## Begin GIVEN DATA

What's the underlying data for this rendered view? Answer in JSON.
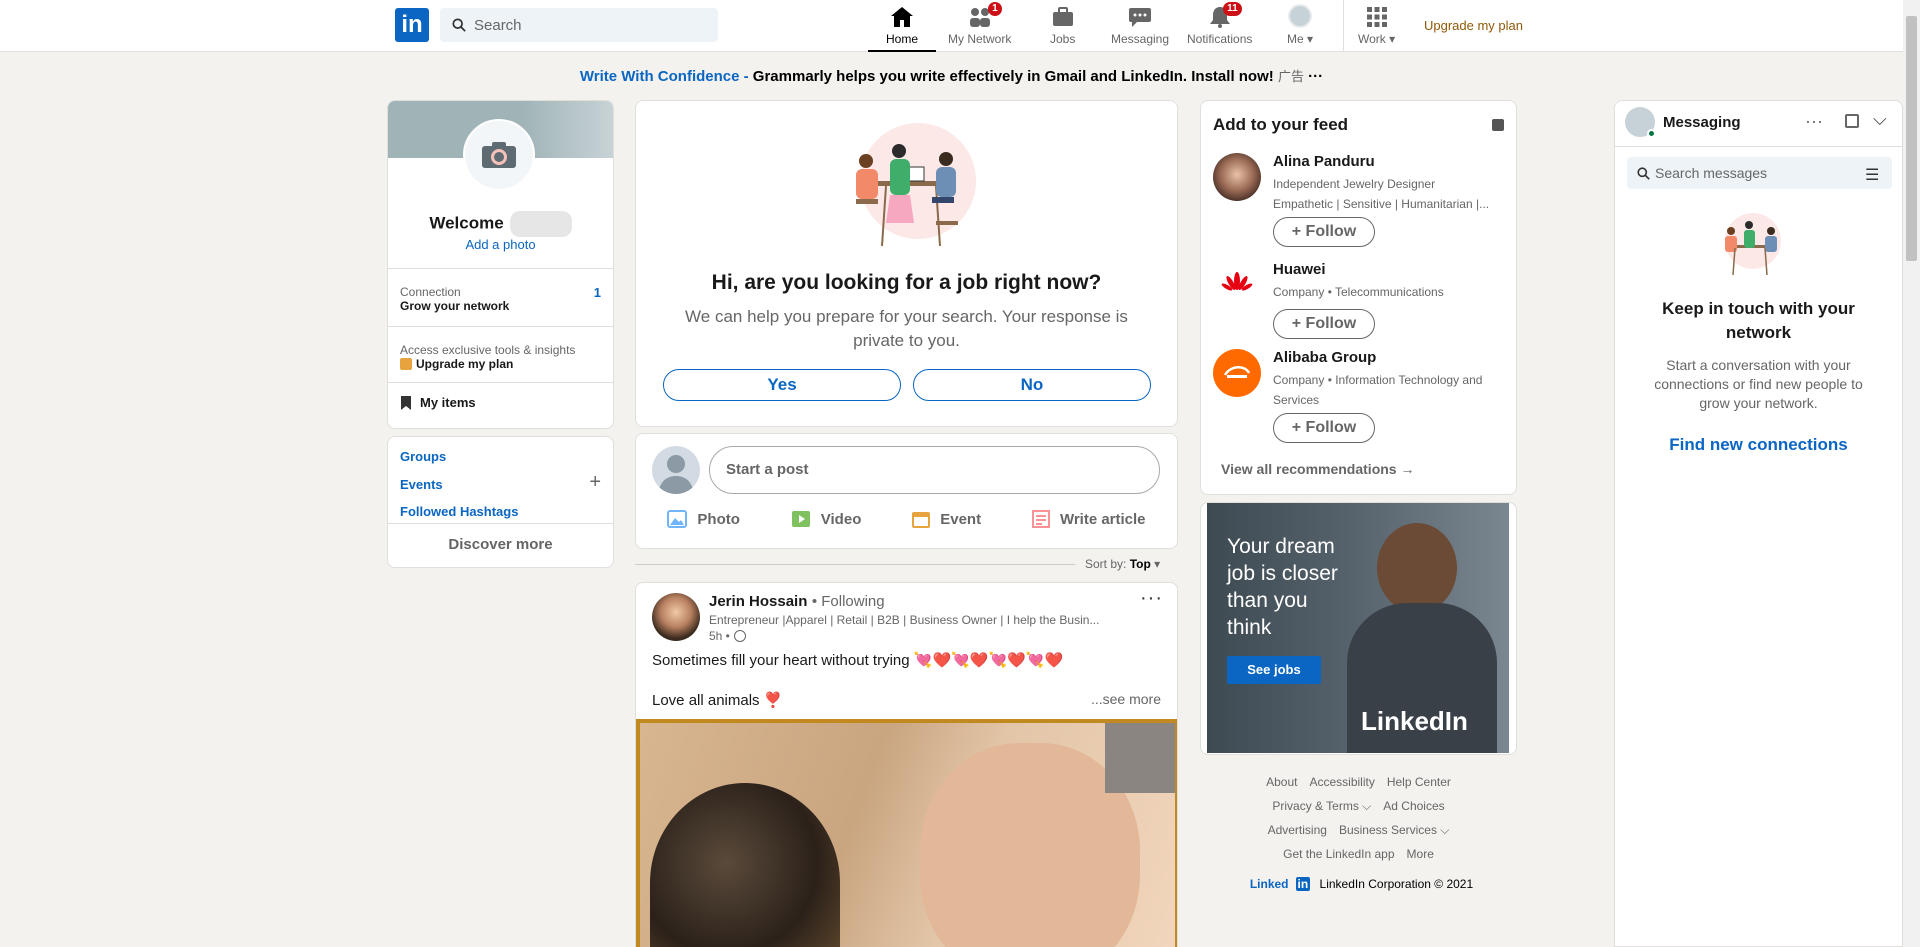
{
  "nav": {
    "logo": "in",
    "search_placeholder": "Search",
    "items": [
      {
        "label": "Home"
      },
      {
        "label": "My Network",
        "badge": "1"
      },
      {
        "label": "Jobs"
      },
      {
        "label": "Messaging"
      },
      {
        "label": "Notifications",
        "badge": "11"
      },
      {
        "label": "Me"
      },
      {
        "label": "Work"
      }
    ],
    "upgrade": "Upgrade my plan"
  },
  "ad_line": {
    "link": "Write With Confidence -",
    "text": "Grammarly helps you write effectively in Gmail and LinkedIn. Install now!",
    "tag": "广告",
    "more": "···"
  },
  "profile": {
    "welcome": "Welcome",
    "add_photo": "Add a photo",
    "connection_label": "Connection",
    "connection_sub": "Grow your network",
    "connection_count": "1",
    "access_text": "Access exclusive tools & insights",
    "upgrade": "Upgrade my plan",
    "my_items": "My items"
  },
  "links": {
    "groups": "Groups",
    "events": "Events",
    "hashtags": "Followed Hashtags",
    "discover": "Discover more"
  },
  "jobcard": {
    "question": "Hi, are you looking for a job right now?",
    "sub": "We can help you prepare for your search. Your response is private to you.",
    "yes": "Yes",
    "no": "No"
  },
  "composer": {
    "placeholder": "Start a post",
    "photo": "Photo",
    "video": "Video",
    "event": "Event",
    "article": "Write article"
  },
  "sort": {
    "label": "Sort by:",
    "value": "Top"
  },
  "post": {
    "author": "Jerin Hossain",
    "following": "• Following",
    "headline": "Entrepreneur |Apparel | Retail | B2B | Business Owner | I help the Busin...",
    "time": "5h •",
    "text1": "Sometimes fill your heart without trying 💘❤️💘❤️💘❤️💘❤️",
    "text2": "Love all animals ❣️",
    "see_more": "...see more"
  },
  "recommend": {
    "title": "Add to your feed",
    "items": [
      {
        "name": "Alina Panduru",
        "desc1": "Independent Jewelry Designer",
        "desc2": "Empathetic | Sensitive | Humanitarian |..."
      },
      {
        "name": "Huawei",
        "desc1": "Company • Telecommunications",
        "desc2": ""
      },
      {
        "name": "Alibaba Group",
        "desc1": "Company • Information Technology and Services",
        "desc2": ""
      }
    ],
    "follow": "+ Follow",
    "view_all": "View all recommendations →"
  },
  "ad": {
    "headline": "Your dream job is closer than you think",
    "button": "See jobs",
    "brand": "LinkedIn"
  },
  "footer": {
    "row1": [
      "About",
      "Accessibility",
      "Help Center"
    ],
    "row2": [
      "Privacy & Terms ⌵",
      "Ad Choices"
    ],
    "row3": [
      "Advertising",
      "Business Services ⌵"
    ],
    "row4": [
      "Get the LinkedIn app",
      "More"
    ],
    "copyright": "LinkedIn Corporation © 2021",
    "brand": "Linked"
  },
  "messaging": {
    "title": "Messaging",
    "search_placeholder": "Search messages",
    "heading": "Keep in touch with your network",
    "sub": "Start a conversation with your connections or find new people to grow your network.",
    "link": "Find new connections"
  }
}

## End GIVEN DATA

List the lines of the records where "LinkedIn" occurs.

TASK OUTPUT:
    "text": "Grammarly helps you write effectively in Gmail and LinkedIn. Install now!",
    "brand": "LinkedIn"
      "Get the LinkedIn app",
    "copyright": "LinkedIn Corporation © 2021",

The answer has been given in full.